### DATA ENTRIES

-=-=-

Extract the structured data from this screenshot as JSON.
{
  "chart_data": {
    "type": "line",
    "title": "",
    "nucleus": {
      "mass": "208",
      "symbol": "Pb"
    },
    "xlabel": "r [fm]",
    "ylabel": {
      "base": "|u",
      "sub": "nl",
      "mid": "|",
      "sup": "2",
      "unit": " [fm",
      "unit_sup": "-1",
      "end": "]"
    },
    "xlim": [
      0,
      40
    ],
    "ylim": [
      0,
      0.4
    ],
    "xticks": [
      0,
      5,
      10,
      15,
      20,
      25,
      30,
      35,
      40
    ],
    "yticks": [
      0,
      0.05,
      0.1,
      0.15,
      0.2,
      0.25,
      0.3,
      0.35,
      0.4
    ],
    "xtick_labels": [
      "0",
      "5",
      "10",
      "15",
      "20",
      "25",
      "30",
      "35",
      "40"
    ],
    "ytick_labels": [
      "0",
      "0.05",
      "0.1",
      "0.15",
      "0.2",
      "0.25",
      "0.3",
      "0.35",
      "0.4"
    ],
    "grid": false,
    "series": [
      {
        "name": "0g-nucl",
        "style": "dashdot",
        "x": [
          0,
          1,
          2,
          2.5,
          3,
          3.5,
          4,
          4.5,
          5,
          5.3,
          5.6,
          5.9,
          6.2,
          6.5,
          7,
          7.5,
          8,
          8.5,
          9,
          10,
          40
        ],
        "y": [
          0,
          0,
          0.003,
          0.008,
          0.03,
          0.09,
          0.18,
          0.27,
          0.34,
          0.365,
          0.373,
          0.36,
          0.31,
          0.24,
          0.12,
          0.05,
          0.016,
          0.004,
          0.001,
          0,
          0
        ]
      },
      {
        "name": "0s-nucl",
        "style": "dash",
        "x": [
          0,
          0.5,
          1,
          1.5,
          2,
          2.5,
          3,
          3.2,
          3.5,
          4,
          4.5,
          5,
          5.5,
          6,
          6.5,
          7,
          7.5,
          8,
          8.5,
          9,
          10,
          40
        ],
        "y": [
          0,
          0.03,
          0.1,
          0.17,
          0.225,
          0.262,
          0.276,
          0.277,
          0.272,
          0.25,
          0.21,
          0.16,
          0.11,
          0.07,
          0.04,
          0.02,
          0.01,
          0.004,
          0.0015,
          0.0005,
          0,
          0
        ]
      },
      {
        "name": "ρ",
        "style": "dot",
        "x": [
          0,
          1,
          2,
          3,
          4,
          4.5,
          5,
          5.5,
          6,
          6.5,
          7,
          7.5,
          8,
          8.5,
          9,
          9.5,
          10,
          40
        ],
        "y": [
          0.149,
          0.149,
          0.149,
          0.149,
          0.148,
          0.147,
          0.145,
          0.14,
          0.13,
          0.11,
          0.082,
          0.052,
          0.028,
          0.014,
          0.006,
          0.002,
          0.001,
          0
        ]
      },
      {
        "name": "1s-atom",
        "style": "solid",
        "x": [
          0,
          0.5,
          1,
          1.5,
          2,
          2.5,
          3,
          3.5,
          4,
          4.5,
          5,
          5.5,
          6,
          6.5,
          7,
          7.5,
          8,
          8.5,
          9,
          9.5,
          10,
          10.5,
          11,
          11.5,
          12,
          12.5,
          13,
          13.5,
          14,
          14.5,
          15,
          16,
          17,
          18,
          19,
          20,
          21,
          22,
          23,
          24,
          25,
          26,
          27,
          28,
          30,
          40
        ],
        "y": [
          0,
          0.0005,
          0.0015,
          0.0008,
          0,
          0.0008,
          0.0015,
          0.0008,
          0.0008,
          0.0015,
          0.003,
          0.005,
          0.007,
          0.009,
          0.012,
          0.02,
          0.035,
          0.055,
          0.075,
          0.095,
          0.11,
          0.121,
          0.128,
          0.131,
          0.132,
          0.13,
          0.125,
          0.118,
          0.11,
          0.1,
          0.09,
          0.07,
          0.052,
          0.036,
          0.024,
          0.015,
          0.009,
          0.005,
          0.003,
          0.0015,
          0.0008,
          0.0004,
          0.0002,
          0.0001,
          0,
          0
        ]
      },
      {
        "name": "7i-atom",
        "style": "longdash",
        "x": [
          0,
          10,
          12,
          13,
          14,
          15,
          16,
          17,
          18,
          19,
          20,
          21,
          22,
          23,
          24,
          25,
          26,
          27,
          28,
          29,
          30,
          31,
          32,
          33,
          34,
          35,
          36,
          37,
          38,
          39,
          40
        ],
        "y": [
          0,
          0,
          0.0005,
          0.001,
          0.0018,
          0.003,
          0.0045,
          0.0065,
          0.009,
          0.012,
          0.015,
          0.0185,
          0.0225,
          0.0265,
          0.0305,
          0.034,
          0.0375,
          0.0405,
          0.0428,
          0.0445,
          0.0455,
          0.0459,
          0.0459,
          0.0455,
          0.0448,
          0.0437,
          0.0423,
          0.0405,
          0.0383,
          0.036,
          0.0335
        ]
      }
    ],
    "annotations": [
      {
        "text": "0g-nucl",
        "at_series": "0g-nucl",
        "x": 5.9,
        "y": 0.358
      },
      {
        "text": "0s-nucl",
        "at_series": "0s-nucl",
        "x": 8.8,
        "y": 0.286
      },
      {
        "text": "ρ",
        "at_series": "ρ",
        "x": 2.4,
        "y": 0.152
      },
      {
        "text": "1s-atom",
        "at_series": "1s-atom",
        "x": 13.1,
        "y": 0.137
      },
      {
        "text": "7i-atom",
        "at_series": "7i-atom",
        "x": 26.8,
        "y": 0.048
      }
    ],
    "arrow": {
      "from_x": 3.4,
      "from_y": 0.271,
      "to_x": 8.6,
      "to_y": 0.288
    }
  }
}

-=-=-

### WHAT IS BEING ASKED
Which lines hold the word "style"? Copy every one of them.

### RESPONSE TO THIS EXERCISE
        "style": "dashdot",
        "style": "dash",
        "style": "dot",
        "style": "solid",
        "style": "longdash",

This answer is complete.